Give the listing again exactly, omitting its images.
[begin INPUT]
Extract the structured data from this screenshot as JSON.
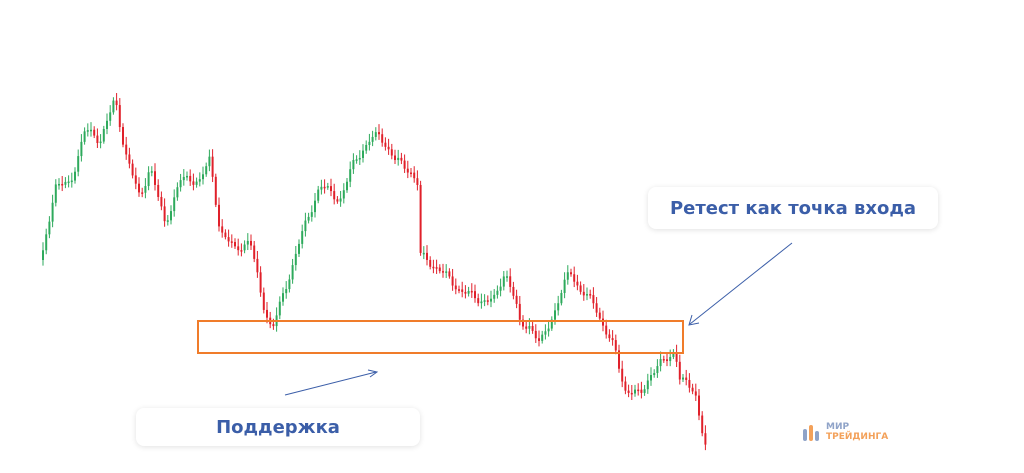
{
  "labels": {
    "support": "Поддержка",
    "retest": "Ретест как точка входа"
  },
  "logo": {
    "line1": "МИР",
    "line2": "ТРЕЙДИНГА"
  }
}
[end INPUT]
SOLUTION TO THE PROBLEM ::
Extract the structured data from this screenshot as JSON.
{
  "labels": {
    "support": "Поддержка",
    "retest": "Ретест как точка входа"
  },
  "logo": {
    "line1": "МИР",
    "line2": "ТРЕЙДИНГА"
  }
}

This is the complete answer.